▶ **Written instruction**:
Return every record verbatim.
· · · ·
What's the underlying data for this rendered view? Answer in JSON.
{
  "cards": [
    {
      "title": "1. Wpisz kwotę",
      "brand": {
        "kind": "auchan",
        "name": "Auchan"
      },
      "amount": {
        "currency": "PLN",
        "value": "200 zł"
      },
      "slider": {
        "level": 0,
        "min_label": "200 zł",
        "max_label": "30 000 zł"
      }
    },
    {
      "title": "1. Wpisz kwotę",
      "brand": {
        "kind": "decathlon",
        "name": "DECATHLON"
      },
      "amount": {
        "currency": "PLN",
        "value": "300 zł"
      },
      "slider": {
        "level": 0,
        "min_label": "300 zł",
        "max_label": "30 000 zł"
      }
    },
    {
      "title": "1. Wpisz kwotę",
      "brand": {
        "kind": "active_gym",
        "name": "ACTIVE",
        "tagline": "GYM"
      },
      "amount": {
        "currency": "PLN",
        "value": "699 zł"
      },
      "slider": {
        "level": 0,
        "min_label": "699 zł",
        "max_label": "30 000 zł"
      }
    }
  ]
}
· · · ·
▶ **Full answer**:
What's the underlying data for this rendered view? Answer in JSON.
{
  "cards": [
    {
      "title": "1. Wpisz kwotę",
      "brand": {
        "kind": "auchan",
        "name": "Auchan"
      },
      "amount": {
        "currency": "PLN",
        "value": "200 zł"
      },
      "slider": {
        "level": 0,
        "min_label": "200 zł",
        "max_label": "30 000 zł"
      }
    },
    {
      "title": "1. Wpisz kwotę",
      "brand": {
        "kind": "decathlon",
        "name": "DECATHLON"
      },
      "amount": {
        "currency": "PLN",
        "value": "300 zł"
      },
      "slider": {
        "level": 0,
        "min_label": "300 zł",
        "max_label": "30 000 zł"
      }
    },
    {
      "title": "1. Wpisz kwotę",
      "brand": {
        "kind": "active_gym",
        "name": "ACTIVE",
        "tagline": "GYM"
      },
      "amount": {
        "currency": "PLN",
        "value": "699 zł"
      },
      "slider": {
        "level": 0,
        "min_label": "699 zł",
        "max_label": "30 000 zł"
      }
    }
  ]
}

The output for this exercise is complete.